** Written problem **
Scan the data below. Pull out each line where "최근결산" occurs.

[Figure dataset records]
::::::

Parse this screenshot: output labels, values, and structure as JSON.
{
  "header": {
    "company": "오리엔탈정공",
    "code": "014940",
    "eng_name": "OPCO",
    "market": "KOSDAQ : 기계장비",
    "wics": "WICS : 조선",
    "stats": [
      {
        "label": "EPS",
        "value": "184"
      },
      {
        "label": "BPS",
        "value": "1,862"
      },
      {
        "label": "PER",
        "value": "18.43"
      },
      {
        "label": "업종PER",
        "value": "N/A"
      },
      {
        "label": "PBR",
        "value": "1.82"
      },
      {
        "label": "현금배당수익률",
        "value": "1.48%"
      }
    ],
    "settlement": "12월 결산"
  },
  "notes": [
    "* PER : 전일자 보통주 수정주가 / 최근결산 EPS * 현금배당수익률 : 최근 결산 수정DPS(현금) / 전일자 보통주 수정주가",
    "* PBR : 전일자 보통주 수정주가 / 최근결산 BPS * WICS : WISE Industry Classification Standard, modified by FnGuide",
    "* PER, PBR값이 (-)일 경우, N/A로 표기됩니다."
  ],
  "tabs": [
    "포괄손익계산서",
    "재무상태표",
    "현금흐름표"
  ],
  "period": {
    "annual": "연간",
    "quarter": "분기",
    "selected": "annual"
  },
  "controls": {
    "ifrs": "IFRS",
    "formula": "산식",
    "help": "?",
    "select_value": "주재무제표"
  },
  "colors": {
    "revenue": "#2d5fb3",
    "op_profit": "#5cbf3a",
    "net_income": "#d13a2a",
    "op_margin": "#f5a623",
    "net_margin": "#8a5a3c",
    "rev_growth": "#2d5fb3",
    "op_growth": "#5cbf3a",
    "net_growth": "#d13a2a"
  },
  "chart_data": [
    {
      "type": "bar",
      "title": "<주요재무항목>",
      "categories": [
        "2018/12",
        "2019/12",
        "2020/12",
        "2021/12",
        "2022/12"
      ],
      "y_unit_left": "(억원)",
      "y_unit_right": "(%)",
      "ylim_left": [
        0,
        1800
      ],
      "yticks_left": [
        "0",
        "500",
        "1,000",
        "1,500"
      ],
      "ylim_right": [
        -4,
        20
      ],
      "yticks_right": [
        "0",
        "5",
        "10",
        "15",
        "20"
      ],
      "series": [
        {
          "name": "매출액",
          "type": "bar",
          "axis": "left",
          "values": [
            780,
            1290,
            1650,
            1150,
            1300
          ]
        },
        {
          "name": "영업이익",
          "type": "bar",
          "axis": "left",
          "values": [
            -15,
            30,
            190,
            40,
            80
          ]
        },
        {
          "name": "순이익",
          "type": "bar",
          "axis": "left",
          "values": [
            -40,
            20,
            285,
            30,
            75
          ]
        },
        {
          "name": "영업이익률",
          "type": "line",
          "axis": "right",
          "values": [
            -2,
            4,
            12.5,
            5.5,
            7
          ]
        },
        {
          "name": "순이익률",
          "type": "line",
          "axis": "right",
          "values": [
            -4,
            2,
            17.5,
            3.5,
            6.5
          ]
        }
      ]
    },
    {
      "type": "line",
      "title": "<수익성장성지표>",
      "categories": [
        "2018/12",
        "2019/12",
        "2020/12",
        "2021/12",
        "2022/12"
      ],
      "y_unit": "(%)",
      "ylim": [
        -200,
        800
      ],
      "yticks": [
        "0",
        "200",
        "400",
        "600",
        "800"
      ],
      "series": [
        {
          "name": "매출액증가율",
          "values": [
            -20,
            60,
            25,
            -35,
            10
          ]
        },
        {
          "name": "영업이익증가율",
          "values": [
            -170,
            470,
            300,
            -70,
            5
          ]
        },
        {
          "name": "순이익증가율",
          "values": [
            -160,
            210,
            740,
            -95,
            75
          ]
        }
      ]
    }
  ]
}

::::::

** Right answer **
    "* PER : 전일자 보통주 수정주가 / 최근결산 EPS * 현금배당수익률 : 최근 결산 수정DPS(현금) / 전일자 보통주 수정주가",
    "* PBR : 전일자 보통주 수정주가 / 최근결산 BPS * WICS : WISE Industry Classification Standard, modified by FnGuide",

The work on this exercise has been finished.